Every record that follows must be given again exactly.

Transcription dataset entries:

────────────────────

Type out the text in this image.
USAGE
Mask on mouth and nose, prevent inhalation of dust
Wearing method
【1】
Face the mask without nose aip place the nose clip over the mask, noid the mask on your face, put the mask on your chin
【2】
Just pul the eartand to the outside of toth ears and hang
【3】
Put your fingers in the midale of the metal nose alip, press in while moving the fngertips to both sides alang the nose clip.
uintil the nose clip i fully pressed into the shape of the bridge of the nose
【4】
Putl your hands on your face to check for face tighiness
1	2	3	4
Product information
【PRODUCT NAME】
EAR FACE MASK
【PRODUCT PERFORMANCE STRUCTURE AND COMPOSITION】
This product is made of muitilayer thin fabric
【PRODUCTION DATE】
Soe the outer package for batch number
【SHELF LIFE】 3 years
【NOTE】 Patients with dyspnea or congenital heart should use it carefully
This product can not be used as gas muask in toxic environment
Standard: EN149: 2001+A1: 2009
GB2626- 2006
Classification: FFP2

────────────────────

Exercise response.
Type out the text in this image.
USAGE
Mask on mouth and nose, prevent inhalation of dust
Wearing method
【1】
Face the mask without nose aip place the nose clip over the mask, noid the mask on your face, put the mask on your chin
【2】
Just pul the eartand to the outside of toth ears and hang
【3】
Put your fingers in the midale of the metal nose alip, press in while moving the fngertips to both sides alang the nose clip.
uintil the nose clip i fully pressed into the shape of the bridge of the nose
【4】
Putl your hands on your face to check for face tighiness
1	2	3	4
Product information
【PRODUCT NAME】
EAR FACE MASK
【PRODUCT PERFORMANCE STRUCTURE AND COMPOSITION】
This product is made of muitilayer thin fabric
【PRODUCTION DATE】
Soe the outer package for batch number
【SHELF LIFE】 3 years
【NOTE】 Patients with dyspnea or congenital heart should use it carefully
This product can not be used as gas muask in toxic environment
Standard: EN149: 2001+A1: 2009
GB2626- 2006
Classification: FFP2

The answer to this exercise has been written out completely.